● THE REQUEST
Gather, from the listing beneath this task, every line holding the string "Santa".

● PROVIDED RECORDS
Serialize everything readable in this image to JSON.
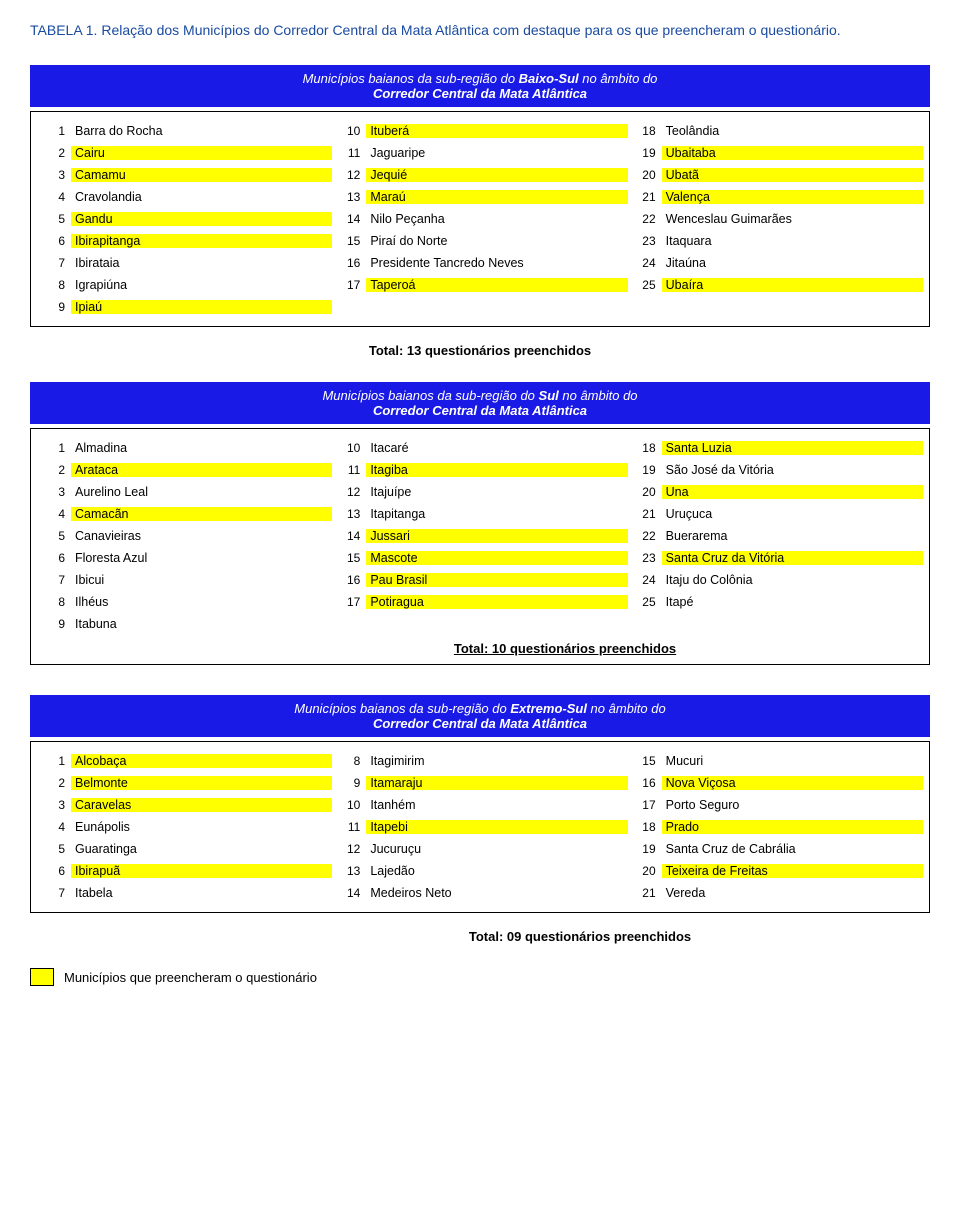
{
  "caption": "TABELA 1. Relação dos Municípios do Corredor Central da Mata Atlântica com destaque para os que preencheram o questionário.",
  "sections": [
    {
      "header_pre": "Municípios baianos da sub-região do ",
      "header_bold": "Baixo-Sul",
      "header_post": " no âmbito do",
      "header_line2": "Corredor Central da Mata Atlântica",
      "total": "Total: 13 questionários preenchidos",
      "total_class": "total-center",
      "cols": [
        [
          {
            "n": "1",
            "t": "Barra do Rocha",
            "hl": false
          },
          {
            "n": "2",
            "t": "Cairu",
            "hl": true
          },
          {
            "n": "3",
            "t": "Camamu",
            "hl": true
          },
          {
            "n": "4",
            "t": "Cravolandia",
            "hl": false
          },
          {
            "n": "5",
            "t": "Gandu",
            "hl": true
          },
          {
            "n": "6",
            "t": "Ibirapitanga",
            "hl": true
          },
          {
            "n": "7",
            "t": "Ibirataia",
            "hl": false
          },
          {
            "n": "8",
            "t": "Igrapiúna",
            "hl": false
          },
          {
            "n": "9",
            "t": "Ipiaú",
            "hl": true
          }
        ],
        [
          {
            "n": "10",
            "t": "Ituberá",
            "hl": true
          },
          {
            "n": "11",
            "t": "Jaguaripe",
            "hl": false
          },
          {
            "n": "12",
            "t": "Jequié",
            "hl": true
          },
          {
            "n": "13",
            "t": "Maraú",
            "hl": true
          },
          {
            "n": "14",
            "t": "Nilo Peçanha",
            "hl": false
          },
          {
            "n": "15",
            "t": "Piraí do Norte",
            "hl": false
          },
          {
            "n": "16",
            "t": "Presidente Tancredo Neves",
            "hl": false
          },
          {
            "n": "17",
            "t": "Taperoá",
            "hl": true
          }
        ],
        [
          {
            "n": "18",
            "t": "Teolândia",
            "hl": false
          },
          {
            "n": "19",
            "t": "Ubaitaba",
            "hl": true
          },
          {
            "n": "20",
            "t": "Ubatã",
            "hl": true
          },
          {
            "n": "21",
            "t": "Valença",
            "hl": true
          },
          {
            "n": "22",
            "t": "Wenceslau Guimarães",
            "hl": false
          },
          {
            "n": "23",
            "t": "Itaquara",
            "hl": false
          },
          {
            "n": "24",
            "t": "Jitaúna",
            "hl": false
          },
          {
            "n": "25",
            "t": "Ubaíra",
            "hl": true
          }
        ]
      ]
    },
    {
      "header_pre": "Municípios baianos da sub-região do ",
      "header_bold": "Sul",
      "header_post": " no âmbito do",
      "header_line2": "Corredor Central da Mata Atlântica",
      "total": "Total: 10 questionários preenchidos",
      "total_class": "total-under",
      "total_in_box": true,
      "cols": [
        [
          {
            "n": "1",
            "t": "Almadina",
            "hl": false
          },
          {
            "n": "2",
            "t": "Arataca",
            "hl": true
          },
          {
            "n": "3",
            "t": "Aurelino Leal",
            "hl": false
          },
          {
            "n": "4",
            "t": "Camacãn",
            "hl": true
          },
          {
            "n": "5",
            "t": "Canavieiras",
            "hl": false
          },
          {
            "n": "6",
            "t": "Floresta Azul",
            "hl": false
          },
          {
            "n": "7",
            "t": "Ibicui",
            "hl": false
          },
          {
            "n": "8",
            "t": "Ilhéus",
            "hl": false
          },
          {
            "n": "9",
            "t": "Itabuna",
            "hl": false
          }
        ],
        [
          {
            "n": "10",
            "t": "Itacaré",
            "hl": false
          },
          {
            "n": "11",
            "t": "Itagiba",
            "hl": true
          },
          {
            "n": "12",
            "t": "Itajuípe",
            "hl": false
          },
          {
            "n": "13",
            "t": "Itapitanga",
            "hl": false
          },
          {
            "n": "14",
            "t": "Jussari",
            "hl": true
          },
          {
            "n": "15",
            "t": "Mascote",
            "hl": true
          },
          {
            "n": "16",
            "t": "Pau Brasil",
            "hl": true
          },
          {
            "n": "17",
            "t": "Potiragua",
            "hl": true
          }
        ],
        [
          {
            "n": "18",
            "t": "Santa Luzia",
            "hl": true
          },
          {
            "n": "19",
            "t": "São José da Vitória",
            "hl": false
          },
          {
            "n": "20",
            "t": "Una",
            "hl": true
          },
          {
            "n": "21",
            "t": "Uruçuca",
            "hl": false
          },
          {
            "n": "22",
            "t": "Buerarema",
            "hl": false
          },
          {
            "n": "23",
            "t": "Santa Cruz da Vitória",
            "hl": true
          },
          {
            "n": "24",
            "t": "Itaju do Colônia",
            "hl": false
          },
          {
            "n": "25",
            "t": "Itapé",
            "hl": false
          }
        ]
      ]
    },
    {
      "header_pre": "Municípios baianos da sub-região do ",
      "header_bold": "Extremo-Sul",
      "header_post": " no âmbito do",
      "header_line2": "Corredor Central da Mata Atlântica",
      "total": "Total: 09 questionários preenchidos",
      "total_class": "total-right-offset",
      "cols": [
        [
          {
            "n": "1",
            "t": "Alcobaça",
            "hl": true
          },
          {
            "n": "2",
            "t": "Belmonte",
            "hl": true
          },
          {
            "n": "3",
            "t": "Caravelas",
            "hl": true
          },
          {
            "n": "4",
            "t": "Eunápolis",
            "hl": false
          },
          {
            "n": "5",
            "t": "Guaratinga",
            "hl": false
          },
          {
            "n": "6",
            "t": "Ibirapuã",
            "hl": true
          },
          {
            "n": "7",
            "t": "Itabela",
            "hl": false
          }
        ],
        [
          {
            "n": "8",
            "t": "Itagimirim",
            "hl": false
          },
          {
            "n": "9",
            "t": "Itamaraju",
            "hl": true
          },
          {
            "n": "10",
            "t": "Itanhém",
            "hl": false
          },
          {
            "n": "11",
            "t": "Itapebi",
            "hl": true
          },
          {
            "n": "12",
            "t": "Jucuruçu",
            "hl": false
          },
          {
            "n": "13",
            "t": "Lajedão",
            "hl": false
          },
          {
            "n": "14",
            "t": "Medeiros Neto",
            "hl": false
          }
        ],
        [
          {
            "n": "15",
            "t": "Mucuri",
            "hl": false
          },
          {
            "n": "16",
            "t": "Nova Viçosa",
            "hl": true
          },
          {
            "n": "17",
            "t": "Porto Seguro",
            "hl": false
          },
          {
            "n": "18",
            "t": "Prado",
            "hl": true
          },
          {
            "n": "19",
            "t": "Santa Cruz de Cabrália",
            "hl": false
          },
          {
            "n": "20",
            "t": "Teixeira de Freitas",
            "hl": true
          },
          {
            "n": "21",
            "t": "Vereda",
            "hl": false
          }
        ]
      ]
    }
  ],
  "legend": "Municípios que preencheram o questionário"
}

● RESULT OF THE EXERCISE
            "t": "Santa Luzia",
            "t": "Santa Cruz da Vitória",
            "t": "Santa Cruz de Cabrália",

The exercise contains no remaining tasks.